__TASK TO CARRY OUT__. Copy out each line in the material below that has the word "vous".

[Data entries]

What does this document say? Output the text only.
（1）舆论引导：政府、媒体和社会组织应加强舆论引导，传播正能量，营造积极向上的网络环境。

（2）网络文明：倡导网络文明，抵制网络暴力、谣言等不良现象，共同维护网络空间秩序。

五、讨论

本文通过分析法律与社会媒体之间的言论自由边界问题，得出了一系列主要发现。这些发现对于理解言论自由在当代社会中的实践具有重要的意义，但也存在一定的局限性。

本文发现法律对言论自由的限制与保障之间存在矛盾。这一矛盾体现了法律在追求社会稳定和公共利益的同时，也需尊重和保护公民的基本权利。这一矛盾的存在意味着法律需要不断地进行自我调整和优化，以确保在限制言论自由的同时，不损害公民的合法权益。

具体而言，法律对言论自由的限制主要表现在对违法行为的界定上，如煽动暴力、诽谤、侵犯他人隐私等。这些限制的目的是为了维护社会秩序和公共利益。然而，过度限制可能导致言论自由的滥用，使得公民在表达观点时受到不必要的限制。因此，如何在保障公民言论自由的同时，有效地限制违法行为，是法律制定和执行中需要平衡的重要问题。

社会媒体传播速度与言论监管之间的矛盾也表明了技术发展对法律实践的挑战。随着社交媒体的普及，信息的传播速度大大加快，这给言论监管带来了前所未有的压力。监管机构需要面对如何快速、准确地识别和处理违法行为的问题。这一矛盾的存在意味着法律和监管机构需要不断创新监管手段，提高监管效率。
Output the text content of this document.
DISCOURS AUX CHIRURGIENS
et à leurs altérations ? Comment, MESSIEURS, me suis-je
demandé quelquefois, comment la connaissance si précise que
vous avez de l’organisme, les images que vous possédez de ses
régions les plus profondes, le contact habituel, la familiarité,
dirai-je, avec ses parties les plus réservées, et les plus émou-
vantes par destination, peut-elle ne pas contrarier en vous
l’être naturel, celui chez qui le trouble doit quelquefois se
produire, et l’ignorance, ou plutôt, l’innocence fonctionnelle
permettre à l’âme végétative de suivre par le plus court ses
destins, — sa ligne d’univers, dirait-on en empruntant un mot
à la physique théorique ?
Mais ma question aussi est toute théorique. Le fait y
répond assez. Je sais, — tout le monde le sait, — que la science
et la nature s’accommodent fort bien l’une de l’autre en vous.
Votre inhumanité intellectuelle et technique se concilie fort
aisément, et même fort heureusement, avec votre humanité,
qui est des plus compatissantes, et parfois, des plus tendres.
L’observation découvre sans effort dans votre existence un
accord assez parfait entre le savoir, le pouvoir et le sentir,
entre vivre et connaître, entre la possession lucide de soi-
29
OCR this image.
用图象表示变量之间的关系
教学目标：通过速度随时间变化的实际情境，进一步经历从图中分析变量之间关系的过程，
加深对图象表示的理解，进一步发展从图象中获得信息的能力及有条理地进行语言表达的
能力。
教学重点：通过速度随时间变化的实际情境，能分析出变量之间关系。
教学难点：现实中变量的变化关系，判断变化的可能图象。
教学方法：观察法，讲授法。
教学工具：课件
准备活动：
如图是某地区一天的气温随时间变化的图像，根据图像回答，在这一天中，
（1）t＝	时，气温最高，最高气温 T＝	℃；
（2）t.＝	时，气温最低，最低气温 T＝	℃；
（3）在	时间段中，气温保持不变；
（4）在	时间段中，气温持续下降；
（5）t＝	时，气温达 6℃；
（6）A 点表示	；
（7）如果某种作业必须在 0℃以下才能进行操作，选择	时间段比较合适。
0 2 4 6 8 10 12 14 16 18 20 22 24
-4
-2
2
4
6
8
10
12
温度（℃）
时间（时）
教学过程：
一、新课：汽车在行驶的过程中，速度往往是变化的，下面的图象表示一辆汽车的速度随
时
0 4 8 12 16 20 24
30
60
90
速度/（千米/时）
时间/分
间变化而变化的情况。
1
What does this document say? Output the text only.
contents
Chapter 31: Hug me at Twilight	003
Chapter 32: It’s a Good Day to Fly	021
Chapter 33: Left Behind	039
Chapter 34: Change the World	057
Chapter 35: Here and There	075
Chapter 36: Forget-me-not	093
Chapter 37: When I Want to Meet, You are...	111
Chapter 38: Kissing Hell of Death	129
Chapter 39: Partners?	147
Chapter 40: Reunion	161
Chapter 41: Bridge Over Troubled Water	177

__OUTPUT FOR THIS TASK__.
vous avez de l’organisme, les images que vous possédez de ses
vantes par destination, peut-elle ne pas contrarier en vous
et la nature s’accommodent fort bien l’une de l’autre en vous.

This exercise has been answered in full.